--- start Exercise materials ---

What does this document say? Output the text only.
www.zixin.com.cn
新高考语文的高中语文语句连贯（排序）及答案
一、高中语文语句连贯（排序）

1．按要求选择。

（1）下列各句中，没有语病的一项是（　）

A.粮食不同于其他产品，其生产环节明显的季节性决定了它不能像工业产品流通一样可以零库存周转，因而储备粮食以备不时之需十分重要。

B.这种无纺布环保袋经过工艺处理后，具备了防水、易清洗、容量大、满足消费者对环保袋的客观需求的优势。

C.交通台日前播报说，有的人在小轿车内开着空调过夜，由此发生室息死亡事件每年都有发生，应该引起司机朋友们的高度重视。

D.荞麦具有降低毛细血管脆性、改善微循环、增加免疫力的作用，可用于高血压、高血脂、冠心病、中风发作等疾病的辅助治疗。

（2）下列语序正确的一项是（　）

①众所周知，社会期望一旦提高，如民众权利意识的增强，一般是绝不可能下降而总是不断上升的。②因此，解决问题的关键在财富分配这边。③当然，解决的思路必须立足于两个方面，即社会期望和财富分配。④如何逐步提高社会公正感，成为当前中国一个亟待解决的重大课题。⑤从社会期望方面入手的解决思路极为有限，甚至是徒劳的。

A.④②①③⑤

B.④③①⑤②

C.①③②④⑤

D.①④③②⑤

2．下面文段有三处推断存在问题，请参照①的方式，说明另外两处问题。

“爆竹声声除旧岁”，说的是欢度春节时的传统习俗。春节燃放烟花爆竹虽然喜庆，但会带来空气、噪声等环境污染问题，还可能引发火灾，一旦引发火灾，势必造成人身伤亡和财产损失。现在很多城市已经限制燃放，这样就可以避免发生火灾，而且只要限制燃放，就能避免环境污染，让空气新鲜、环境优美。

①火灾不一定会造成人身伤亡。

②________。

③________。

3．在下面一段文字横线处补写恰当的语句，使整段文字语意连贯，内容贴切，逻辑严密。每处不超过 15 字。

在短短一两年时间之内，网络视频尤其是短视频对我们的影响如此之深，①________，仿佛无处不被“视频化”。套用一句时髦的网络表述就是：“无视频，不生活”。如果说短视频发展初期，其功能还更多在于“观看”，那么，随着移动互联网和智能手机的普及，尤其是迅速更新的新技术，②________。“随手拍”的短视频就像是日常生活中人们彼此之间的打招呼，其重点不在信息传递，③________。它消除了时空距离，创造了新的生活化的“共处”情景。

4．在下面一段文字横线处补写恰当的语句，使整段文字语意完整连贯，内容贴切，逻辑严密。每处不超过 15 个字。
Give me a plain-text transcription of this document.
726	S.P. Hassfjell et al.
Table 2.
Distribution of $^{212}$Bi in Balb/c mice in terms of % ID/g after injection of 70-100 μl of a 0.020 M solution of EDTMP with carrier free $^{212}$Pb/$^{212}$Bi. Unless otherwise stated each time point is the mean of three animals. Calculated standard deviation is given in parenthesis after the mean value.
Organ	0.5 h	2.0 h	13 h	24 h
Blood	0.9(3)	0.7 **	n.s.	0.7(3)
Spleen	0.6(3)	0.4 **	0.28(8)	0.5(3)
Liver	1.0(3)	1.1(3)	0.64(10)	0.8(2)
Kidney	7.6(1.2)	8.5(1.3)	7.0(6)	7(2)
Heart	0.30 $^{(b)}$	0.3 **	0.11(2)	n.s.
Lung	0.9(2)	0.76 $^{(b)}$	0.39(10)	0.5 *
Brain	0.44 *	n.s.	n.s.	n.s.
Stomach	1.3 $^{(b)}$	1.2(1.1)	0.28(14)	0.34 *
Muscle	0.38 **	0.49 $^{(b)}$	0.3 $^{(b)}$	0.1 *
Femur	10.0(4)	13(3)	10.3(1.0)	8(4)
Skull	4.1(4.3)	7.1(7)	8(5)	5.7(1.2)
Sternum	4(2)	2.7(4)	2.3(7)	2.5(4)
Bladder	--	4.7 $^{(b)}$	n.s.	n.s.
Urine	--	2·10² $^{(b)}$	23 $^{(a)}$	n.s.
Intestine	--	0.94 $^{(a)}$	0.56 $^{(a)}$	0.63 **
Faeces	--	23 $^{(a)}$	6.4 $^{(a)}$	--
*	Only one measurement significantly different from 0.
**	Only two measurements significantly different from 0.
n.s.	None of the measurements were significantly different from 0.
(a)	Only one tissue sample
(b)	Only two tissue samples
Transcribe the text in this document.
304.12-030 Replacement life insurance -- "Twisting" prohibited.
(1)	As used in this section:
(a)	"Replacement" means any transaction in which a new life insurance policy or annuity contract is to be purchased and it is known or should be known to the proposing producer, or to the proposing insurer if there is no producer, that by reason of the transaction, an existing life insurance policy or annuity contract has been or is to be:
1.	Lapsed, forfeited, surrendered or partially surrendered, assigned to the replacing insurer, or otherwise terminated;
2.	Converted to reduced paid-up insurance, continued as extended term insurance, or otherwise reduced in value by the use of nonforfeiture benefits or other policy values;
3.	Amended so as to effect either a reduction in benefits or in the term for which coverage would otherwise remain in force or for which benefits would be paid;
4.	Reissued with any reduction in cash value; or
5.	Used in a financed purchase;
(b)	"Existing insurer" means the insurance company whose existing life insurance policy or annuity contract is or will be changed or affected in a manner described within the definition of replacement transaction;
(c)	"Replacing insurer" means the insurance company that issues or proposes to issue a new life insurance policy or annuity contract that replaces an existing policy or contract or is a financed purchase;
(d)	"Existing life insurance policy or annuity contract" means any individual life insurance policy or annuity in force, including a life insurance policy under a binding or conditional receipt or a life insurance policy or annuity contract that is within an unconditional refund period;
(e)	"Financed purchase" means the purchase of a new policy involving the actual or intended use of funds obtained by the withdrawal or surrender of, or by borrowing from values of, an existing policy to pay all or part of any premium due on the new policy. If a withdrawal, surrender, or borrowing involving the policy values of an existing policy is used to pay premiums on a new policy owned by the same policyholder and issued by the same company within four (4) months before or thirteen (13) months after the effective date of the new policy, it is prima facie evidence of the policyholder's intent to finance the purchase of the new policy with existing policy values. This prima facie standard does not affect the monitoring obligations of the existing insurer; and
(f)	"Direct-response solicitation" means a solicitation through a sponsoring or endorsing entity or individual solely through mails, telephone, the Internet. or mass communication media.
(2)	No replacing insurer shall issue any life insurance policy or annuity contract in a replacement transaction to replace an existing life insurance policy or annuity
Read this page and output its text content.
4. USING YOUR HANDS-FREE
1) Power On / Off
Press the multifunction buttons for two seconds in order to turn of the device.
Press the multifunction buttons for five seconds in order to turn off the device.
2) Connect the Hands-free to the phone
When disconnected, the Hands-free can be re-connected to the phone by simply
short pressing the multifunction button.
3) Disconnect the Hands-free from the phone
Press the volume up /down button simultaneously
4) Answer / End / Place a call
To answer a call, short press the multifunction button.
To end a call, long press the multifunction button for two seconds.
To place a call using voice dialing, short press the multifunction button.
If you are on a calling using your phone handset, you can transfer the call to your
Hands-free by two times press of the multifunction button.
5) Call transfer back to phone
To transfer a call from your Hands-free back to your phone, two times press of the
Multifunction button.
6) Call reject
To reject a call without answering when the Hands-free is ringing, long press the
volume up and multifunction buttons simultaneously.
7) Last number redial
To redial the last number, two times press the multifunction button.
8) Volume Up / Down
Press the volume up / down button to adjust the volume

--- end Exercise materials ---

▸ **Short problem**: Using the listing above, retype each line exactly.

▸ **In response**:
What does this document say? Output the text only.
www.zixin.com.cn
新高考语文的高中语文语句连贯（排序）及答案
一、高中语文语句连贯（排序）

1．按要求选择。

（1）下列各句中，没有语病的一项是（　）

A.粮食不同于其他产品，其生产环节明显的季节性决定了它不能像工业产品流通一样可以零库存周转，因而储备粮食以备不时之需十分重要。

B.这种无纺布环保袋经过工艺处理后，具备了防水、易清洗、容量大、满足消费者对环保袋的客观需求的优势。

C.交通台日前播报说，有的人在小轿车内开着空调过夜，由此发生室息死亡事件每年都有发生，应该引起司机朋友们的高度重视。

D.荞麦具有降低毛细血管脆性、改善微循环、增加免疫力的作用，可用于高血压、高血脂、冠心病、中风发作等疾病的辅助治疗。

（2）下列语序正确的一项是（　）

①众所周知，社会期望一旦提高，如民众权利意识的增强，一般是绝不可能下降而总是不断上升的。②因此，解决问题的关键在财富分配这边。③当然，解决的思路必须立足于两个方面，即社会期望和财富分配。④如何逐步提高社会公正感，成为当前中国一个亟待解决的重大课题。⑤从社会期望方面入手的解决思路极为有限，甚至是徒劳的。

A.④②①③⑤

B.④③①⑤②

C.①③②④⑤

D.①④③②⑤

2．下面文段有三处推断存在问题，请参照①的方式，说明另外两处问题。

“爆竹声声除旧岁”，说的是欢度春节时的传统习俗。春节燃放烟花爆竹虽然喜庆，但会带来空气、噪声等环境污染问题，还可能引发火灾，一旦引发火灾，势必造成人身伤亡和财产损失。现在很多城市已经限制燃放，这样就可以避免发生火灾，而且只要限制燃放，就能避免环境污染，让空气新鲜、环境优美。

①火灾不一定会造成人身伤亡。

②________。

③________。

3．在下面一段文字横线处补写恰当的语句，使整段文字语意连贯，内容贴切，逻辑严密。每处不超过 15 字。

在短短一两年时间之内，网络视频尤其是短视频对我们的影响如此之深，①________，仿佛无处不被“视频化”。套用一句时髦的网络表述就是：“无视频，不生活”。如果说短视频发展初期，其功能还更多在于“观看”，那么，随着移动互联网和智能手机的普及，尤其是迅速更新的新技术，②________。“随手拍”的短视频就像是日常生活中人们彼此之间的打招呼，其重点不在信息传递，③________。它消除了时空距离，创造了新的生活化的“共处”情景。

4．在下面一段文字横线处补写恰当的语句，使整段文字语意完整连贯，内容贴切，逻辑严密。每处不超过 15 个字。
Give me a plain-text transcription of this document.
726	S.P. Hassfjell et al.
Table 2.
Distribution of $^{212}$Bi in Balb/c mice in terms of % ID/g after injection of 70-100 μl of a 0.020 M solution of EDTMP with carrier free $^{212}$Pb/$^{212}$Bi. Unless otherwise stated each time point is the mean of three animals. Calculated standard deviation is given in parenthesis after the mean value.
Organ	0.5 h	2.0 h	13 h	24 h
Blood	0.9(3)	0.7 **	n.s.	0.7(3)
Spleen	0.6(3)	0.4 **	0.28(8)	0.5(3)
Liver	1.0(3)	1.1(3)	0.64(10)	0.8(2)
Kidney	7.6(1.2)	8.5(1.3)	7.0(6)	7(2)
Heart	0.30 $^{(b)}$	0.3 **	0.11(2)	n.s.
Lung	0.9(2)	0.76 $^{(b)}$	0.39(10)	0.5 *
Brain	0.44 *	n.s.	n.s.	n.s.
Stomach	1.3 $^{(b)}$	1.2(1.1)	0.28(14)	0.34 *
Muscle	0.38 **	0.49 $^{(b)}$	0.3 $^{(b)}$	0.1 *
Femur	10.0(4)	13(3)	10.3(1.0)	8(4)
Skull	4.1(4.3)	7.1(7)	8(5)	5.7(1.2)
Sternum	4(2)	2.7(4)	2.3(7)	2.5(4)
Bladder	--	4.7 $^{(b)}$	n.s.	n.s.
Urine	--	2·10² $^{(b)}$	23 $^{(a)}$	n.s.
Intestine	--	0.94 $^{(a)}$	0.56 $^{(a)}$	0.63 **
Faeces	--	23 $^{(a)}$	6.4 $^{(a)}$	--
*	Only one measurement significantly different from 0.
**	Only two measurements significantly different from 0.
n.s.	None of the measurements were significantly different from 0.
(a)	Only one tissue sample
(b)	Only two tissue samples
Transcribe the text in this document.
304.12-030 Replacement life insurance -- "Twisting" prohibited.
(1)	As used in this section:
(a)	"Replacement" means any transaction in which a new life insurance policy or annuity contract is to be purchased and it is known or should be known to the proposing producer, or to the proposing insurer if there is no producer, that by reason of the transaction, an existing life insurance policy or annuity contract has been or is to be:
1.	Lapsed, forfeited, surrendered or partially surrendered, assigned to the replacing insurer, or otherwise terminated;
2.	Converted to reduced paid-up insurance, continued as extended term insurance, or otherwise reduced in value by the use of nonforfeiture benefits or other policy values;
3.	Amended so as to effect either a reduction in benefits or in the term for which coverage would otherwise remain in force or for which benefits would be paid;
4.	Reissued with any reduction in cash value; or
5.	Used in a financed purchase;
(b)	"Existing insurer" means the insurance company whose existing life insurance policy or annuity contract is or will be changed or affected in a manner described within the definition of replacement transaction;
(c)	"Replacing insurer" means the insurance company that issues or proposes to issue a new life insurance policy or annuity contract that replaces an existing policy or contract or is a financed purchase;
(d)	"Existing life insurance policy or annuity contract" means any individual life insurance policy or annuity in force, including a life insurance policy under a binding or conditional receipt or a life insurance policy or annuity contract that is within an unconditional refund period;
(e)	"Financed purchase" means the purchase of a new policy involving the actual or intended use of funds obtained by the withdrawal or surrender of, or by borrowing from values of, an existing policy to pay all or part of any premium due on the new policy. If a withdrawal, surrender, or borrowing involving the policy values of an existing policy is used to pay premiums on a new policy owned by the same policyholder and issued by the same company within four (4) months before or thirteen (13) months after the effective date of the new policy, it is prima facie evidence of the policyholder's intent to finance the purchase of the new policy with existing policy values. This prima facie standard does not affect the monitoring obligations of the existing insurer; and
(f)	"Direct-response solicitation" means a solicitation through a sponsoring or endorsing entity or individual solely through mails, telephone, the Internet. or mass communication media.
(2)	No replacing insurer shall issue any life insurance policy or annuity contract in a replacement transaction to replace an existing life insurance policy or annuity
Read this page and output its text content.
4. USING YOUR HANDS-FREE
1) Power On / Off
Press the multifunction buttons for two seconds in order to turn of the device.
Press the multifunction buttons for five seconds in order to turn off the device.
2) Connect the Hands-free to the phone
When disconnected, the Hands-free can be re-connected to the phone by simply
short pressing the multifunction button.
3) Disconnect the Hands-free from the phone
Press the volume up /down button simultaneously
4) Answer / End / Place a call
To answer a call, short press the multifunction button.
To end a call, long press the multifunction button for two seconds.
To place a call using voice dialing, short press the multifunction button.
If you are on a calling using your phone handset, you can transfer the call to your
Hands-free by two times press of the multifunction button.
5) Call transfer back to phone
To transfer a call from your Hands-free back to your phone, two times press of the
Multifunction button.
6) Call reject
To reject a call without answering when the Hands-free is ringing, long press the
volume up and multifunction buttons simultaneously.
7) Last number redial
To redial the last number, two times press the multifunction button.
8) Volume Up / Down
Press the volume up / down button to adjust the volume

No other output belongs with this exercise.